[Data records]

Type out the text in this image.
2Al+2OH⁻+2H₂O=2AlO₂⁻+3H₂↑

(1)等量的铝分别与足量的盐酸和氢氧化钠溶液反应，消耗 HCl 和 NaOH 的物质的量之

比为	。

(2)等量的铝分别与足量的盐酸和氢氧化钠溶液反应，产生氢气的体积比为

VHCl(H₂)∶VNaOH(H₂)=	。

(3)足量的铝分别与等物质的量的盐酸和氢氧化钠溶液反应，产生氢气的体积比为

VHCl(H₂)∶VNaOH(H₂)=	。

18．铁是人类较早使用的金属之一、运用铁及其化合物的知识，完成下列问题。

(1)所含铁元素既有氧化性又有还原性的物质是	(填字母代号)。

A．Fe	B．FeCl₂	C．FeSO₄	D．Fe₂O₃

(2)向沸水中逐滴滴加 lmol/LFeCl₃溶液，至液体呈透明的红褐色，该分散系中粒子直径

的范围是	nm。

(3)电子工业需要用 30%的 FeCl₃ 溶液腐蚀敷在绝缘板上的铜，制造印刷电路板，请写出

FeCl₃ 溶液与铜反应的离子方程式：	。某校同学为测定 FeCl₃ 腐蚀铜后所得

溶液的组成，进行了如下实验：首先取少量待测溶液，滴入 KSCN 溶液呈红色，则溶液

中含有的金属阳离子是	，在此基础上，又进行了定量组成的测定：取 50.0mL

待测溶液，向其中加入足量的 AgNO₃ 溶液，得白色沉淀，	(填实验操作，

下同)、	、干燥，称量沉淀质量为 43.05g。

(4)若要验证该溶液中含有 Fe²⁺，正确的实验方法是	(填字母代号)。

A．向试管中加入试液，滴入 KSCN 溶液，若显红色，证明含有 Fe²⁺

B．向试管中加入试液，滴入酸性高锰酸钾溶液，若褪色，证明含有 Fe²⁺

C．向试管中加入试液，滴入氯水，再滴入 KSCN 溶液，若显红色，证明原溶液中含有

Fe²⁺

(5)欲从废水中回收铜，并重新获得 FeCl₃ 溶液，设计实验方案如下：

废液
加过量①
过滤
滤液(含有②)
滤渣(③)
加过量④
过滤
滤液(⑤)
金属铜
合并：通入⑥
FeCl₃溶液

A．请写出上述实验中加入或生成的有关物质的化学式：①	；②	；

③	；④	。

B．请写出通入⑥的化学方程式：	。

- **What the task requires**
Using the listing above, show every line that includes the string "等量的铝分别与足量的盐酸和氢氧化钠溶液反应".

- **Task solution**
(1)等量的铝分别与足量的盐酸和氢氧化钠溶液反应，消耗 HCl 和 NaOH 的物质的量之
(2)等量的铝分别与足量的盐酸和氢氧化钠溶液反应，产生氢气的体积比为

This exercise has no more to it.